(Annotated element entries)
:::::
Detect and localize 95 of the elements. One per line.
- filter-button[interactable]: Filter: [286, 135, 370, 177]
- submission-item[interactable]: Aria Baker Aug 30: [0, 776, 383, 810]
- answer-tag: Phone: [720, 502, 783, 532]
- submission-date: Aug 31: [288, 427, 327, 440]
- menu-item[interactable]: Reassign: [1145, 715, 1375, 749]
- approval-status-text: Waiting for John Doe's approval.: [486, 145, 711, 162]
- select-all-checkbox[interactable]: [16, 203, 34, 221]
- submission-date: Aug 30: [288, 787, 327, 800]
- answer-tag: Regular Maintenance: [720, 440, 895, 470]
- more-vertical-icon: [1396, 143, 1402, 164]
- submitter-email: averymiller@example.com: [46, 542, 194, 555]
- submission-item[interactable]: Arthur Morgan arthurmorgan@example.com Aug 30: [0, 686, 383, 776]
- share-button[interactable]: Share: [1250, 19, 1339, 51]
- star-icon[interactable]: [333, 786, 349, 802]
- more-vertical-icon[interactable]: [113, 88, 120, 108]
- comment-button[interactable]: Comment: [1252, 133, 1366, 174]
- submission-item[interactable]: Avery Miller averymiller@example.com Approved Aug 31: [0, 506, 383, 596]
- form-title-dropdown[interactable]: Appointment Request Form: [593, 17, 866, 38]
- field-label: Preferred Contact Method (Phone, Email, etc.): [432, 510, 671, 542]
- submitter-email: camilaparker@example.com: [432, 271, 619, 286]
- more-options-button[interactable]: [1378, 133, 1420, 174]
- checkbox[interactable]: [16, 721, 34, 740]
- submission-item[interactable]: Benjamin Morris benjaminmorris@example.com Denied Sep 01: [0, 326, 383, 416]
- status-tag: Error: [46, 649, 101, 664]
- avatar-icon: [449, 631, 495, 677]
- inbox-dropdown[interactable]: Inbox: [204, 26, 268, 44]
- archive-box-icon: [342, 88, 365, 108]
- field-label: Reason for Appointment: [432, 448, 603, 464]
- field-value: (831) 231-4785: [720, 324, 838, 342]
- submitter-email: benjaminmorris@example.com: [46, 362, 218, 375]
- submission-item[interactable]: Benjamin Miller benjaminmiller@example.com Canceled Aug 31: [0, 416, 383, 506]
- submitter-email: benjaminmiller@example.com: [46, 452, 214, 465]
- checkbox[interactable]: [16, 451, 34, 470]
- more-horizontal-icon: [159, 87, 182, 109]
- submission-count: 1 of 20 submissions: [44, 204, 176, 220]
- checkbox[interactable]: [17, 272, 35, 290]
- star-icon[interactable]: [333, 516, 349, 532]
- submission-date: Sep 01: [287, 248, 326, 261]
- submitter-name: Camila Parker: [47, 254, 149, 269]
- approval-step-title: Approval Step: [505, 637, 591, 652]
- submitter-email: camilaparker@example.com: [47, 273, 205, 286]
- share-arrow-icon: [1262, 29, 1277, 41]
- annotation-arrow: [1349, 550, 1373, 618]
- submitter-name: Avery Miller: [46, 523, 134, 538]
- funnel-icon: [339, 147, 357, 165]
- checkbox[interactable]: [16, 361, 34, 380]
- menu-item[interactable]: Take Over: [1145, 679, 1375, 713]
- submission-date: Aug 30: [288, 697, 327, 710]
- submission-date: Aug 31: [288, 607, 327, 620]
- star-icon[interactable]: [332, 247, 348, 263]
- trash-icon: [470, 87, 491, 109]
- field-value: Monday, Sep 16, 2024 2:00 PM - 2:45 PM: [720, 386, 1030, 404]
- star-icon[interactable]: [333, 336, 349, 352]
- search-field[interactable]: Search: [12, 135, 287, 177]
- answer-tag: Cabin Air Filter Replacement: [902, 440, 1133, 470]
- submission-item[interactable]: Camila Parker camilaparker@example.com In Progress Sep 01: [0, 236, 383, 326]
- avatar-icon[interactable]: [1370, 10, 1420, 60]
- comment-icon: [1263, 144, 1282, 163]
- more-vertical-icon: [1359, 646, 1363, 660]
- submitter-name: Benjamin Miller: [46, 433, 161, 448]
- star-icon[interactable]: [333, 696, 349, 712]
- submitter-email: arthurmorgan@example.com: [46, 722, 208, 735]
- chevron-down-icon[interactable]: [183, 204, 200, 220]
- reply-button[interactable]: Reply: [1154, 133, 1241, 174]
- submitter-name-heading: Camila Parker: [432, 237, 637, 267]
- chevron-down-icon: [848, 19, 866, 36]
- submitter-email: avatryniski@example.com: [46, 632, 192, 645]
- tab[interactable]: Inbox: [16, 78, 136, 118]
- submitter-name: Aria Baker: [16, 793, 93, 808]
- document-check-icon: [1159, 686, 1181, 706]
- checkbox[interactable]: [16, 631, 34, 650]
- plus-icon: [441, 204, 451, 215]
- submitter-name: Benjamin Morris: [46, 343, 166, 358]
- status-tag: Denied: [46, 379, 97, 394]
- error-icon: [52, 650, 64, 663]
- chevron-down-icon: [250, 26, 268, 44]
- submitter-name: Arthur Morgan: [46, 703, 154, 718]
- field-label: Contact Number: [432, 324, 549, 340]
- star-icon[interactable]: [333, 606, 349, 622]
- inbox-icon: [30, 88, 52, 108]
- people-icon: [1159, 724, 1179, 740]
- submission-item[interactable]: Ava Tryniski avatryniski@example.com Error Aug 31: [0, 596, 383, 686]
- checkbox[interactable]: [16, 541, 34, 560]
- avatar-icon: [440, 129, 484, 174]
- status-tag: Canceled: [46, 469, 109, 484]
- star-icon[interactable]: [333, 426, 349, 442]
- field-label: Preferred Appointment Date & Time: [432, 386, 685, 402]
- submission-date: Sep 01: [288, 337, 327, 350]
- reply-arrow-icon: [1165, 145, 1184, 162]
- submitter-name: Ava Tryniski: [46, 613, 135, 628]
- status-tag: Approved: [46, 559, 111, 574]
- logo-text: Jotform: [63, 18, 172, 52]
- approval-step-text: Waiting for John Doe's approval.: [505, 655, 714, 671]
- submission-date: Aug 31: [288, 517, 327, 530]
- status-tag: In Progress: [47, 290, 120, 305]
:::::
• [To be done] Copy the rows line for line without changes. Begin at the very first line of the rows and stop after the line that contains "- checkbox[interactable]: [16, 451, 34, 470]".

• [Solution]
Detect and localize 95 of the elements. One per line.
- filter-button[interactable]: Filter: [286, 135, 370, 177]
- submission-item[interactable]: Aria Baker Aug 30: [0, 776, 383, 810]
- answer-tag: Phone: [720, 502, 783, 532]
- submission-date: Aug 31: [288, 427, 327, 440]
- menu-item[interactable]: Reassign: [1145, 715, 1375, 749]
- approval-status-text: Waiting for John Doe's approval.: [486, 145, 711, 162]
- select-all-checkbox[interactable]: [16, 203, 34, 221]
- submission-date: Aug 30: [288, 787, 327, 800]
- answer-tag: Regular Maintenance: [720, 440, 895, 470]
- more-vertical-icon: [1396, 143, 1402, 164]
- submitter-email: averymiller@example.com: [46, 542, 194, 555]
- submission-item[interactable]: Arthur Morgan arthurmorgan@example.com Aug 30: [0, 686, 383, 776]
- share-button[interactable]: Share: [1250, 19, 1339, 51]
- star-icon[interactable]: [333, 786, 349, 802]
- more-vertical-icon[interactable]: [113, 88, 120, 108]
- comment-button[interactable]: Comment: [1252, 133, 1366, 174]
- submission-item[interactable]: Avery Miller averymiller@example.com Approved Aug 31: [0, 506, 383, 596]
- form-title-dropdown[interactable]: Appointment Request Form: [593, 17, 866, 38]
- field-label: Preferred Contact Method (Phone, Email, etc.): [432, 510, 671, 542]
- submitter-email: camilaparker@example.com: [432, 271, 619, 286]
- more-options-button[interactable]: [1378, 133, 1420, 174]
- checkbox[interactable]: [16, 721, 34, 740]
- submission-item[interactable]: Benjamin Morris benjaminmorris@example.com Denied Sep 01: [0, 326, 383, 416]
- status-tag: Error: [46, 649, 101, 664]
- avatar-icon: [449, 631, 495, 677]
- inbox-dropdown[interactable]: Inbox: [204, 26, 268, 44]
- archive-box-icon: [342, 88, 365, 108]
- field-label: Reason for Appointment: [432, 448, 603, 464]
- field-value: (831) 231-4785: [720, 324, 838, 342]
- submitter-email: benjaminmorris@example.com: [46, 362, 218, 375]
- submission-item[interactable]: Benjamin Miller benjaminmiller@example.com Canceled Aug 31: [0, 416, 383, 506]
- submitter-email: benjaminmiller@example.com: [46, 452, 214, 465]
- checkbox[interactable]: [16, 451, 34, 470]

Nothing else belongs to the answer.